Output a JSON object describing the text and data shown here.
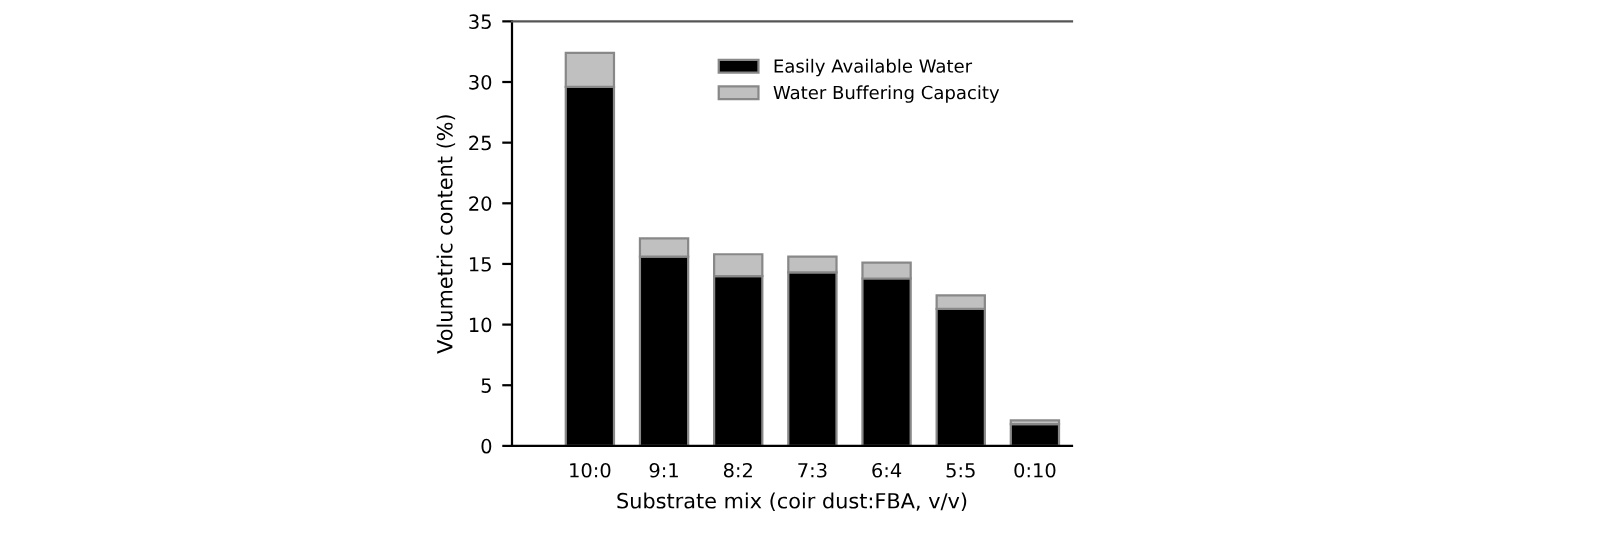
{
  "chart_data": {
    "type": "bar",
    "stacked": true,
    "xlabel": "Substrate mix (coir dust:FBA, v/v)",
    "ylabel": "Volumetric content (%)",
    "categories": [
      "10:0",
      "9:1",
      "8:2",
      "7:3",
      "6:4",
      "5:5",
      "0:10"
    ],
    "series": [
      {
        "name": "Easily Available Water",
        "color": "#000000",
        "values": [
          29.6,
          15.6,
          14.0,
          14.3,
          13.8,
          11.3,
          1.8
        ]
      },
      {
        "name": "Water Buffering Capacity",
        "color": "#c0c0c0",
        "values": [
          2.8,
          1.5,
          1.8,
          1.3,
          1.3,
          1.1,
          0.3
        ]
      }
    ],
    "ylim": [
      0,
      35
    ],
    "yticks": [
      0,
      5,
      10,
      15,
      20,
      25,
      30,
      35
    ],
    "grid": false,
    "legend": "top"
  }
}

▶ [WHAT YOU ARE ASKED TO DO]: Check each line of the records for the string "name" and state how many lines contain it. Give only the number.

▶ [SOLUTION]: 2